Hotel Ibis verso la chiusura, 13 dipendenti a rischio

Per una città come Cremona che fino a poco tempo fa lamentava una storica carenza di ricettività alberghiera, la chiusura di un hotel è un segnale allarmante. Dovrebbe scuotere politici, operatori economici e associazioni professionali. E’ un fatto grave, che va al di là della perdita di 13 posti di lavoro, che comunque non è poca cosa in un mercato asfittico come il nostro e in una situazione di perdurante crisi generale.

I dipendenti dell’Ibis saranno in mobilità a fine anno, quando l’insegna sparirà dall’immobile che sorge all’angolo tra via Mantova e via Antiche Fornaci. Per loro c’è la possibilità più teorica che reale di venire ricollocati all’interno del gruppo. Chiude il più grosso hotel del capoluogo e abbandona la piazza una catena presente nel mondo con 3.800 strutture. La smobilitazione è motivata da ragioni economiche.

AccorHotels dichiara che le spese di gestione sono insostenibili. Se per la multinazionale francese l’affitto è troppo caro, ben difficilmente un altro gestore si offrirà di subentrare. Considerato il progressivo svuotamento dei negozi del centro dovuto alle pigioni troppo elevate, c’è da chiedersi se le richieste non siano fuori mercato. Calano, talvolta definitivamente, le saracinesche perché i costi fissi non consentono ai proprietari di diminuire le locazioni e il ridotto volume d’affari delle attività commerciali non garantisce margini di guadagno agli affittuari. Le oltre cento stanze dell’Ibis sono troppe per Cremona. Non lo erano trent’anni fa. Le strutture si saturano solo in occasione degli eventi fieristici di grande richiamo, quando le più grosse manifestazioni portano in città migliaia di turisti.

La concorrenza di bed & breakfast e privati che affittano appartamenti anche per brevissimi periodi ha accelerato il tracollo, ma se un albergo come l’Ibis oggi è sovradimensionato, non è solo per la concorrenza delle piccole strutture. Qualcosa è cambiato in città. Con la perdita di oltre diecimila abitanti avvenuta nel giro di poco tempo, sono tramontate le prospettive di sviluppo degli anni ‘80. Il calo demografico è stato l’inizio di una discesa che oggi pare inarrestabile. Non si riescono a raccogliere i frutti di quel poco che è stato seminato per rendere Cremona più attrattiva.

Adesso gli sforzi si moltiplicano, soprattutto per consolidare l’immagine di città d’arte e della musica. Venerdì Comune e Regione hanno firmato un progetto che destina 1,2 milioni di euro alla promozione del nostro patrimonio culturale. Verranno spesi per sostenere la filiera turistica, migliorare l’accesso ai musei e potenziare le dotazioni infrastrutturali e tecnologiche. Ma senza i grandi eventi sono semi che non germogliano. Si organizza ben poco in città oltre alle manifestazioni consolidate e più popolari promosse da CremonaFiere, dal Teatro Ponchielli e dal Museo del Violino. Tutte le iniziative finalizzate a intensificare i rapporti di collaborazione con le province vicine possono contribuire a togliere la città dall’isolamento. Ma non bastano. Occorre pensare in grande, contando principalmente sulle proprie forze. E non rassegnarsi al declino.

+--

### AZIONI RICHIESTE:
1/ Secondo l'articolo sulla chiusura dell'Ibis di Cremona, dove si trova l'immobile dell'hotel?
2/ Trascrivi dall'articolo sull'Ibis il passo che va da "Per una città" a "da ragioni economiche.".
3/ Quali enti promuovono, secondo l'articolo sull'Ibis, le manifestazioni consolidate e più popolari della città? Elencali tutti.
Le voci non hanno alcun ruolo in queste attività.

+--

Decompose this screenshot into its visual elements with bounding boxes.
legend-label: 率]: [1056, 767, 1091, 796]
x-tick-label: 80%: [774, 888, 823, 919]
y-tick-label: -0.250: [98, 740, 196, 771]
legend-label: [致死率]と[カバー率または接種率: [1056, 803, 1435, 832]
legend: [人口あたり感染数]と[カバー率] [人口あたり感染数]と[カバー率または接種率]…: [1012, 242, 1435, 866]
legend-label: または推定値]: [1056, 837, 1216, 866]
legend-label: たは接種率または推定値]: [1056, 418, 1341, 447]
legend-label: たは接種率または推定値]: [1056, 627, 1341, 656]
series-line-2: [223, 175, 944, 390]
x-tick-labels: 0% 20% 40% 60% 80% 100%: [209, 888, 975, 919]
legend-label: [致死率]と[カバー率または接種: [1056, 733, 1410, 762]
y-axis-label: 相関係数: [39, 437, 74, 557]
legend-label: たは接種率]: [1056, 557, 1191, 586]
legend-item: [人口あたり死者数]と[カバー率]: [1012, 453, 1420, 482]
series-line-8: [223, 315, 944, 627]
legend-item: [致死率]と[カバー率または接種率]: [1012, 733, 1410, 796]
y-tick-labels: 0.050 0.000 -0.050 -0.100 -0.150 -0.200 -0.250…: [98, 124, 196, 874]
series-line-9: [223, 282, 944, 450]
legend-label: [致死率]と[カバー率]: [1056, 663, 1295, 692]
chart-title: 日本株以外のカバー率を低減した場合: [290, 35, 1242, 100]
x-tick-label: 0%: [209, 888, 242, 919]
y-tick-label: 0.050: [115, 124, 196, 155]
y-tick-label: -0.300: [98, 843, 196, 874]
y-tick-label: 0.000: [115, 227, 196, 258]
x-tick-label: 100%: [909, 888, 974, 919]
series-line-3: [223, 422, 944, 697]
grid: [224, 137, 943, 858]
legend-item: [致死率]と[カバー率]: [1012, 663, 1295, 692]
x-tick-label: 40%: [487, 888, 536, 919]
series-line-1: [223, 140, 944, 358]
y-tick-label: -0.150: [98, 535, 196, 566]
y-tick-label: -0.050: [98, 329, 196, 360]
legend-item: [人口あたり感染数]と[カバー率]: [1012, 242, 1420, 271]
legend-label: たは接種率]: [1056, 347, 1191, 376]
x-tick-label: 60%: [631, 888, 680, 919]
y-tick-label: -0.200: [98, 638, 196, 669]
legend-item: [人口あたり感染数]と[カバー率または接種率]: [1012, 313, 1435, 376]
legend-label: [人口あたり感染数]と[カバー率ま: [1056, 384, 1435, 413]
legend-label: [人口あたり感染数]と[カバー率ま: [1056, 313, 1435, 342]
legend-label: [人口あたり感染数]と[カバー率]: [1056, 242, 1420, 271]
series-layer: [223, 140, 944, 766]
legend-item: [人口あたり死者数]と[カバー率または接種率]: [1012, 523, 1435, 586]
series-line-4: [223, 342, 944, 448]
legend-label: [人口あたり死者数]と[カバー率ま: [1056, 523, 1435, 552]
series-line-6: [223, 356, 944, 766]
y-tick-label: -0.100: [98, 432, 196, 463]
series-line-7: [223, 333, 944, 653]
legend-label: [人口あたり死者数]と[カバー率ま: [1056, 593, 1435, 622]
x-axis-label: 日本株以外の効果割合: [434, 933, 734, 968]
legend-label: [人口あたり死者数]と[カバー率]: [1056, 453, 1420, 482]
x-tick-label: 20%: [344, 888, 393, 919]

+--

### RISULTATI PER COMPITO:
1/ All'angolo tra via Mantova e via Antiche Fornaci.

2/
Per una città come Cremona che fino a poco tempo fa lamentava una storica carenza di ricettività alberghiera, la chiusura di un hotel è un segnale allarmante. Dovrebbe scuotere politici, operatori economici e associazioni professionali. E’ un fatto grave, che va al di là della perdita di 13 posti di lavoro, che comunque non è poca cosa in un mercato asfittico come il nostro e in una situazione di perdurante crisi generale.

I dipendenti dell’Ibis saranno in mobilità a fine anno, quando l’insegna sparirà dall’immobile che sorge all’angolo tra via Mantova e via Antiche Fornaci. Per loro c’è la possibilità più teorica che reale di venire ricollocati all’interno del gruppo. Chiude il più grosso hotel del capoluogo e abbandona la piazza una catena presente nel mondo con 3.800 strutture. La smobilitazione è motivata da ragioni economiche.

3/ CremonaFiere, Teatro Ponchielli, Museo del Violino